▶ **Brief**:
Reproduce the data exactly and drop any pictures it holds.

****************

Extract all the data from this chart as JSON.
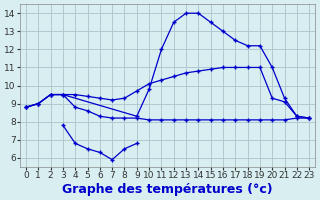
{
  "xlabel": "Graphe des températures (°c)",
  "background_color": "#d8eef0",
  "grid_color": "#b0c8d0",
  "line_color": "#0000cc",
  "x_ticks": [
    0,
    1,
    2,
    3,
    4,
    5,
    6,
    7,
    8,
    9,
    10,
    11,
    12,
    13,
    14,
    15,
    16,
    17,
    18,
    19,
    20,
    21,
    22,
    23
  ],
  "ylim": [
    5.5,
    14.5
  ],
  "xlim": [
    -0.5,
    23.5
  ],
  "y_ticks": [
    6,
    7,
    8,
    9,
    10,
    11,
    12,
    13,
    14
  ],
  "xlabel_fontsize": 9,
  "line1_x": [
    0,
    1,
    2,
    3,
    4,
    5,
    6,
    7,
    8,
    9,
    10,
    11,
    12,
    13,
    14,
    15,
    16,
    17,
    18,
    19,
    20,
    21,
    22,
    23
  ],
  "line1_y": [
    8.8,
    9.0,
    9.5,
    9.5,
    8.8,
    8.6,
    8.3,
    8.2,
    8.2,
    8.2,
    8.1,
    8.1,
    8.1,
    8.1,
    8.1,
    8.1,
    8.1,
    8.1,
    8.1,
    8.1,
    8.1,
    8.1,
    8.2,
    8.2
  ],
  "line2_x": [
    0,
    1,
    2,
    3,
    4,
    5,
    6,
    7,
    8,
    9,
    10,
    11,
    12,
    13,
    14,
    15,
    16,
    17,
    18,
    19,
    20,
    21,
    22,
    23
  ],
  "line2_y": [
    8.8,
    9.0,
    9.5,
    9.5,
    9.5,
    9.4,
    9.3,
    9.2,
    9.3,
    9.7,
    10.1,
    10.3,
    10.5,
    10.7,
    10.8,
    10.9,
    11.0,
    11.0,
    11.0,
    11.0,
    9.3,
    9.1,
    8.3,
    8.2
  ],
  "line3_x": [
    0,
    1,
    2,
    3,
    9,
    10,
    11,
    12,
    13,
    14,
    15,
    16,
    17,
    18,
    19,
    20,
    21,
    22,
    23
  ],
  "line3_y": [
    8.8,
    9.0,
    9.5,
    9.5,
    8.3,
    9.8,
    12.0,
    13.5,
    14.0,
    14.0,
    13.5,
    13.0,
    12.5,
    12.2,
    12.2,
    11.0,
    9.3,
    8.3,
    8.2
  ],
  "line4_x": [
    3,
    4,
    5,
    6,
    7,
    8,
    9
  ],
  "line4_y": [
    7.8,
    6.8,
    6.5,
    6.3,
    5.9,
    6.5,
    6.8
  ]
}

****************

▶ **Result of this task**:
Extract all the data from this chart as JSON.
{
  "xlabel": "Graphe des températures (°c)",
  "background_color": "#d8eef0",
  "grid_color": "#b0c8d0",
  "line_color": "#0000cc",
  "x_ticks": [
    0,
    1,
    2,
    3,
    4,
    5,
    6,
    7,
    8,
    9,
    10,
    11,
    12,
    13,
    14,
    15,
    16,
    17,
    18,
    19,
    20,
    21,
    22,
    23
  ],
  "ylim": [
    5.5,
    14.5
  ],
  "xlim": [
    -0.5,
    23.5
  ],
  "y_ticks": [
    6,
    7,
    8,
    9,
    10,
    11,
    12,
    13,
    14
  ],
  "xlabel_fontsize": 9,
  "line1_x": [
    0,
    1,
    2,
    3,
    4,
    5,
    6,
    7,
    8,
    9,
    10,
    11,
    12,
    13,
    14,
    15,
    16,
    17,
    18,
    19,
    20,
    21,
    22,
    23
  ],
  "line1_y": [
    8.8,
    9.0,
    9.5,
    9.5,
    8.8,
    8.6,
    8.3,
    8.2,
    8.2,
    8.2,
    8.1,
    8.1,
    8.1,
    8.1,
    8.1,
    8.1,
    8.1,
    8.1,
    8.1,
    8.1,
    8.1,
    8.1,
    8.2,
    8.2
  ],
  "line2_x": [
    0,
    1,
    2,
    3,
    4,
    5,
    6,
    7,
    8,
    9,
    10,
    11,
    12,
    13,
    14,
    15,
    16,
    17,
    18,
    19,
    20,
    21,
    22,
    23
  ],
  "line2_y": [
    8.8,
    9.0,
    9.5,
    9.5,
    9.5,
    9.4,
    9.3,
    9.2,
    9.3,
    9.7,
    10.1,
    10.3,
    10.5,
    10.7,
    10.8,
    10.9,
    11.0,
    11.0,
    11.0,
    11.0,
    9.3,
    9.1,
    8.3,
    8.2
  ],
  "line3_x": [
    0,
    1,
    2,
    3,
    9,
    10,
    11,
    12,
    13,
    14,
    15,
    16,
    17,
    18,
    19,
    20,
    21,
    22,
    23
  ],
  "line3_y": [
    8.8,
    9.0,
    9.5,
    9.5,
    8.3,
    9.8,
    12.0,
    13.5,
    14.0,
    14.0,
    13.5,
    13.0,
    12.5,
    12.2,
    12.2,
    11.0,
    9.3,
    8.3,
    8.2
  ],
  "line4_x": [
    3,
    4,
    5,
    6,
    7,
    8,
    9
  ],
  "line4_y": [
    7.8,
    6.8,
    6.5,
    6.3,
    5.9,
    6.5,
    6.8
  ]
}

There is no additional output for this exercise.